Stored data entries:
## Start
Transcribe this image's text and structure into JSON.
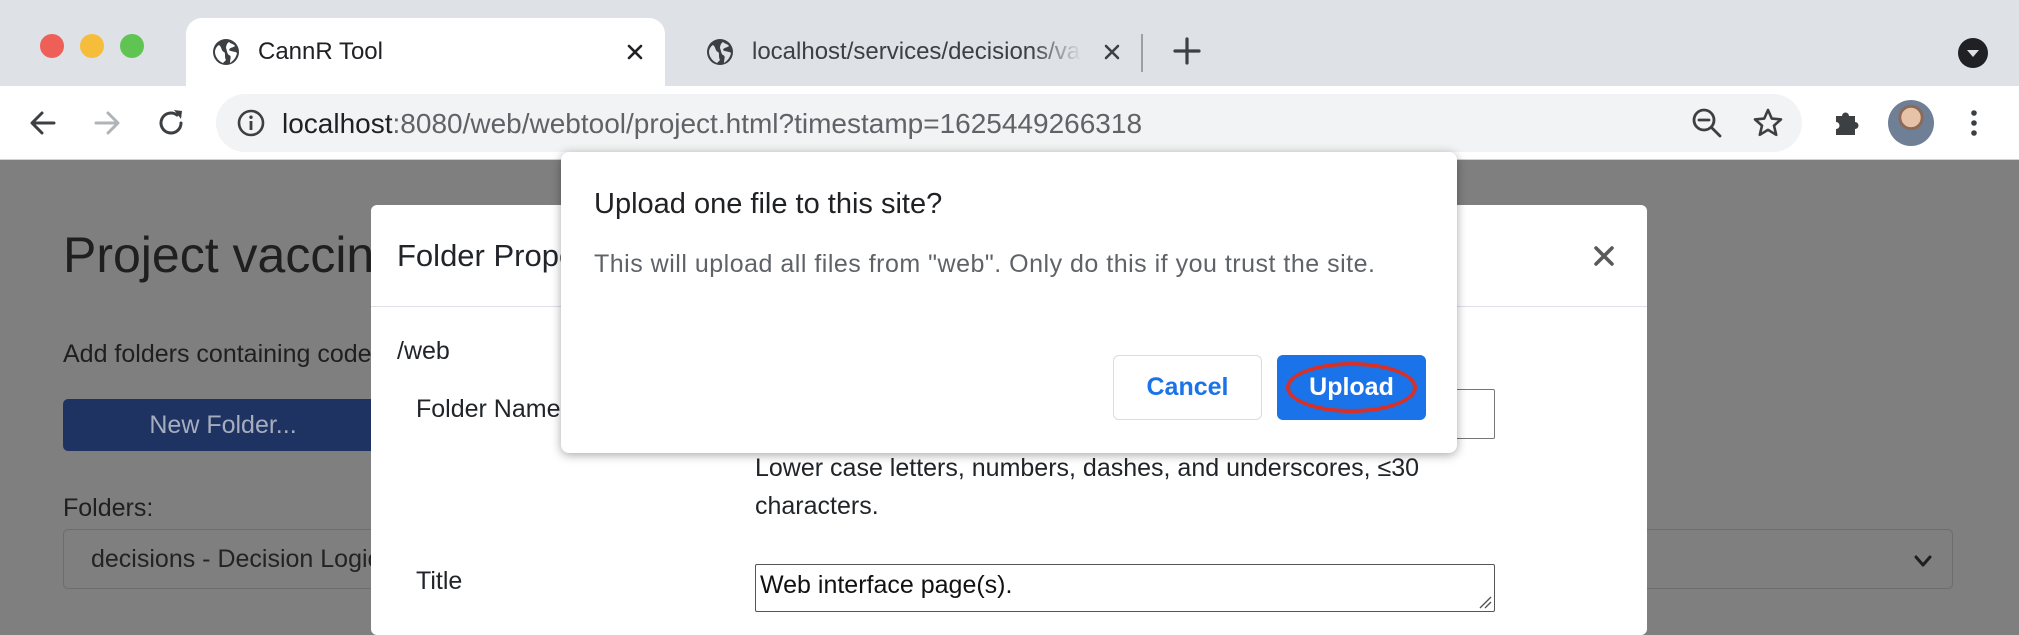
{
  "browser": {
    "tabs": [
      {
        "title": "CannR Tool",
        "active": true
      },
      {
        "title": "localhost/services/decisions/vaccine",
        "active": false
      }
    ],
    "url_host": "localhost",
    "url_rest": ":8080/web/webtool/project.html?timestamp=1625449266318"
  },
  "page": {
    "title": "Project vaccine",
    "intro": "Add folders containing code",
    "new_folder_button": "New Folder...",
    "folders_label": "Folders:",
    "folders_selected": "decisions - Decision Logic"
  },
  "modal": {
    "title": "Folder Properties",
    "path": "/web",
    "folder_name_label": "Folder Name",
    "folder_name_help": "Lower case letters, numbers, dashes, and underscores, ≤30 characters.",
    "title_label": "Title",
    "title_value": "Web interface page(s)."
  },
  "dialog": {
    "title": "Upload one file to this site?",
    "message": "This will upload all files from \"web\". Only do this if you trust the site.",
    "cancel": "Cancel",
    "upload": "Upload"
  },
  "colors": {
    "accent": "#1a73e8",
    "highlight_ring": "#d93025",
    "primary_button": "#1f3363"
  }
}
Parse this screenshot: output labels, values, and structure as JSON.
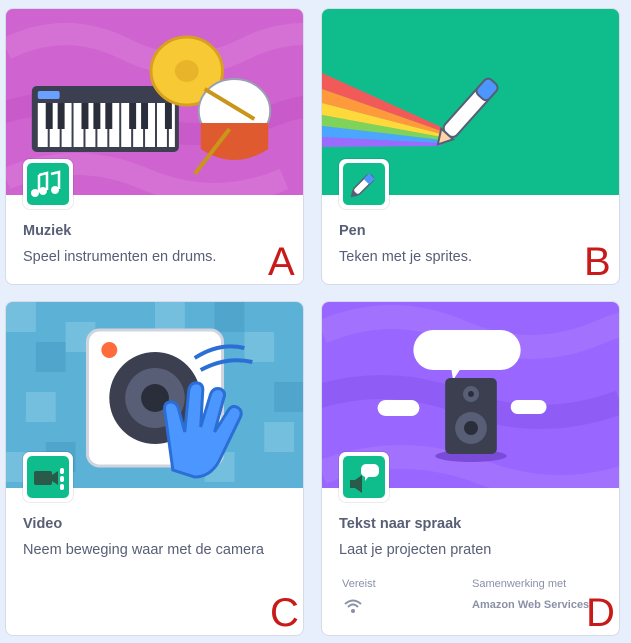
{
  "cards": [
    {
      "title": "Muziek",
      "description": "Speel instrumenten en drums.",
      "marker": "A"
    },
    {
      "title": "Pen",
      "description": "Teken met je sprites.",
      "marker": "B"
    },
    {
      "title": "Video",
      "description": "Neem beweging waar met de camera",
      "marker": "C"
    },
    {
      "title": "Tekst naar spraak",
      "description": "Laat je projecten praten",
      "marker": "D",
      "requires_label": "Vereist",
      "partner_label": "Samenwerking met",
      "partner_value": "Amazon Web Services"
    }
  ],
  "colors": {
    "background": "#e8effc",
    "muziek_banner": "#cf63cf",
    "pen_banner": "#0fbd8c",
    "video_banner": "#5cb1d6",
    "speech_banner": "#9966ff",
    "icon_tile": "#0fbd8c",
    "marker": "#c91a1a",
    "text": "#575e75"
  },
  "icons": [
    "music-notes-icon",
    "pen-icon",
    "video-sensing-icon",
    "speech-icon",
    "wifi-icon"
  ]
}
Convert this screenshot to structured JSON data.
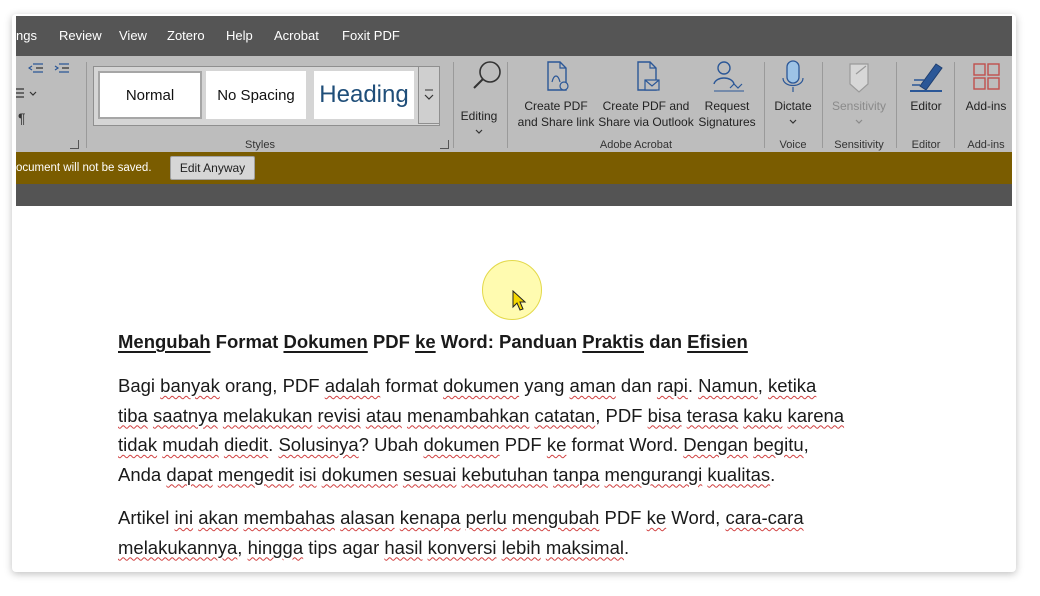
## End
### Exercise goal
Write only the number of lines that include "description".

### Output
4